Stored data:
— Start —

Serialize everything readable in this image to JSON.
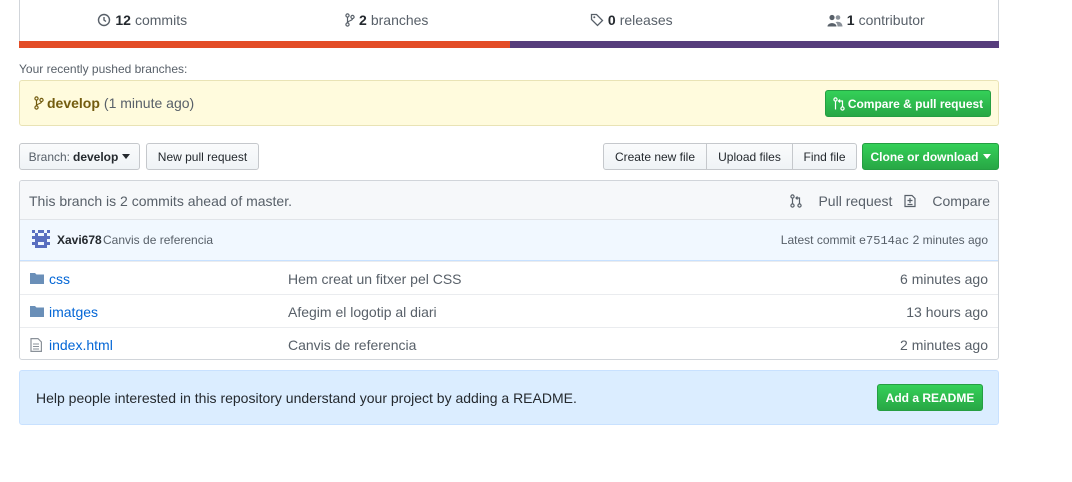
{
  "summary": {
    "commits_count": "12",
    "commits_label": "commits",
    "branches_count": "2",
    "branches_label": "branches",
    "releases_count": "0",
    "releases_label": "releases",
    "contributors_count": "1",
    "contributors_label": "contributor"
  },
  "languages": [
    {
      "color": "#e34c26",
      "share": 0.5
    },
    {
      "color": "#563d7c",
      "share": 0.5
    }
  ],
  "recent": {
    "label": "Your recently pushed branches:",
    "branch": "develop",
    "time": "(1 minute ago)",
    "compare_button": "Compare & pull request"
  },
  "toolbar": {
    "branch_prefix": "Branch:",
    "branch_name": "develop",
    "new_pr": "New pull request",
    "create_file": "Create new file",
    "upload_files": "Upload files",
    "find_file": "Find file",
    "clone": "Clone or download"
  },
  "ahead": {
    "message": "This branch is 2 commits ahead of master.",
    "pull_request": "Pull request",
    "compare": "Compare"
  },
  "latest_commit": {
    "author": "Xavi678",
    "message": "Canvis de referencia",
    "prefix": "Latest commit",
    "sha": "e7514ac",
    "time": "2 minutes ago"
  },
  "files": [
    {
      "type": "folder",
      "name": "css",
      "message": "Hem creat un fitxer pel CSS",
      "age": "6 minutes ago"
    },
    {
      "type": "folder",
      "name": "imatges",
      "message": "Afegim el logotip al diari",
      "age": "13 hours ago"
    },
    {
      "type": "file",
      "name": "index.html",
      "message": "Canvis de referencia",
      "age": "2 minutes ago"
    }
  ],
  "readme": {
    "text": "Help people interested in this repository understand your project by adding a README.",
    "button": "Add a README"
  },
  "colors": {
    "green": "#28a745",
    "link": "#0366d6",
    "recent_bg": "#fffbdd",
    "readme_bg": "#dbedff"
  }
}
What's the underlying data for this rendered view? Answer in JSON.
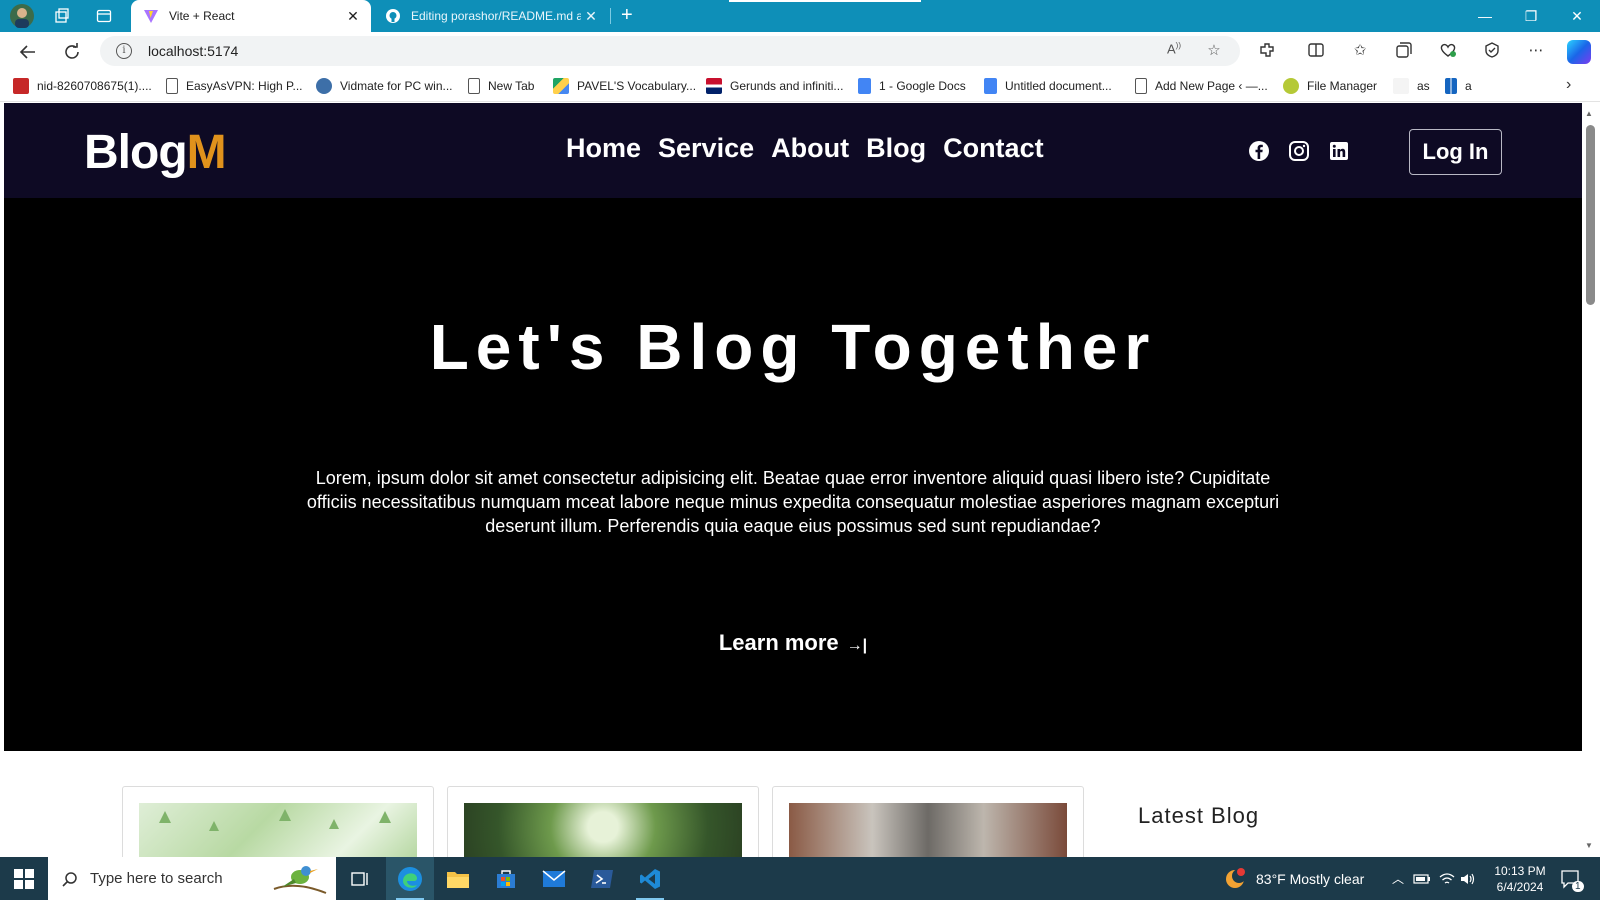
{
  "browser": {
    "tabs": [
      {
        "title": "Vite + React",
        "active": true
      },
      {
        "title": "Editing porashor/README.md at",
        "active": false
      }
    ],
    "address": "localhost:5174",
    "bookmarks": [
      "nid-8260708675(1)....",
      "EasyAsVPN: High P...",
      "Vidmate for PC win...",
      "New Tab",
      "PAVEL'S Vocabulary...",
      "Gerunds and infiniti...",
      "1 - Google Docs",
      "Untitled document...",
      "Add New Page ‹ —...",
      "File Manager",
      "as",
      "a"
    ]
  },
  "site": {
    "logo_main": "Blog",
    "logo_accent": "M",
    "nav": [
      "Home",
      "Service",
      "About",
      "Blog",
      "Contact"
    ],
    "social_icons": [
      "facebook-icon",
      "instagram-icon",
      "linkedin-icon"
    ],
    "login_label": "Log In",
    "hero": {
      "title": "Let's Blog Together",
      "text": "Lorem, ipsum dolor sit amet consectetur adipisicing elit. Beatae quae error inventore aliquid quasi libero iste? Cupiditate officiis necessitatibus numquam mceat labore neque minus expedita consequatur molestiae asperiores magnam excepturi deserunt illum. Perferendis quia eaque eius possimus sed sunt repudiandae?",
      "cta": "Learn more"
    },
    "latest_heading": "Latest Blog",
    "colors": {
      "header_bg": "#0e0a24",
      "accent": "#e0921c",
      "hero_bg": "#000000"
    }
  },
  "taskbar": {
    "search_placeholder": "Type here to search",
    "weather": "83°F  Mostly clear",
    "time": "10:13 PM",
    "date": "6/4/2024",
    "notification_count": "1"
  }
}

— End —

## EXERCISE OBJECTIVE
Transcribe all entries above exactly. Drop the pictures.

## THE RESPONSE
Serialize everything readable in this image to JSON.
{
  "summary": {
    "commits_count": "12",
    "commits_label": "commits",
    "branches_count": "2",
    "branches_label": "branches",
    "releases_count": "0",
    "releases_label": "releases",
    "contributors_count": "1",
    "contributors_label": "contributor"
  },
  "languages": [
    {
      "color": "#e34c26",
      "share": 0.5
    },
    {
      "color": "#563d7c",
      "share": 0.5
    }
  ],
  "recent": {
    "label": "Your recently pushed branches:",
    "branch": "develop",
    "time": "(1 minute ago)",
    "compare_button": "Compare & pull request"
  },
  "toolbar": {
    "branch_prefix": "Branch:",
    "branch_name": "develop",
    "new_pr": "New pull request",
    "create_file": "Create new file",
    "upload_files": "Upload files",
    "find_file": "Find file",
    "clone": "Clone or download"
  },
  "ahead": {
    "message": "This branch is 2 commits ahead of master.",
    "pull_request": "Pull request",
    "compare": "Compare"
  },
  "latest_commit": {
    "author": "Xavi678",
    "message": "Canvis de referencia",
    "prefix": "Latest commit",
    "sha": "e7514ac",
    "time": "2 minutes ago"
  },
  "files": [
    {
      "type": "folder",
      "name": "css",
      "message": "Hem creat un fitxer pel CSS",
      "age": "6 minutes ago"
    },
    {
      "type": "folder",
      "name": "imatges",
      "message": "Afegim el logotip al diari",
      "age": "13 hours ago"
    },
    {
      "type": "file",
      "name": "index.html",
      "message": "Canvis de referencia",
      "age": "2 minutes ago"
    }
  ],
  "readme": {
    "text": "Help people interested in this repository understand your project by adding a README.",
    "button": "Add a README"
  },
  "colors": {
    "green": "#28a745",
    "link": "#0366d6",
    "recent_bg": "#fffbdd",
    "readme_bg": "#dbedff"
  }
}
What's the underlying data for this rendered view? Answer in JSON.
{
  "browser": {
    "tabs": [
      {
        "title": "Vite + React",
        "active": true
      },
      {
        "title": "Editing porashor/README.md at",
        "active": false
      }
    ],
    "address": "localhost:5174",
    "bookmarks": [
      "nid-8260708675(1)....",
      "EasyAsVPN: High P...",
      "Vidmate for PC win...",
      "New Tab",
      "PAVEL'S Vocabulary...",
      "Gerunds and infiniti...",
      "1 - Google Docs",
      "Untitled document...",
      "Add New Page ‹ —...",
      "File Manager",
      "as",
      "a"
    ]
  },
  "site": {
    "logo_main": "Blog",
    "logo_accent": "M",
    "nav": [
      "Home",
      "Service",
      "About",
      "Blog",
      "Contact"
    ],
    "social_icons": [
      "facebook-icon",
      "instagram-icon",
      "linkedin-icon"
    ],
    "login_label": "Log In",
    "hero": {
      "title": "Let's Blog Together",
      "text": "Lorem, ipsum dolor sit amet consectetur adipisicing elit. Beatae quae error inventore aliquid quasi libero iste? Cupiditate officiis necessitatibus numquam mceat labore neque minus expedita consequatur molestiae asperiores magnam excepturi deserunt illum. Perferendis quia eaque eius possimus sed sunt repudiandae?",
      "cta": "Learn more"
    },
    "latest_heading": "Latest Blog",
    "colors": {
      "header_bg": "#0e0a24",
      "accent": "#e0921c",
      "hero_bg": "#000000"
    }
  },
  "taskbar": {
    "search_placeholder": "Type here to search",
    "weather": "83°F  Mostly clear",
    "time": "10:13 PM",
    "date": "6/4/2024",
    "notification_count": "1"
  }
}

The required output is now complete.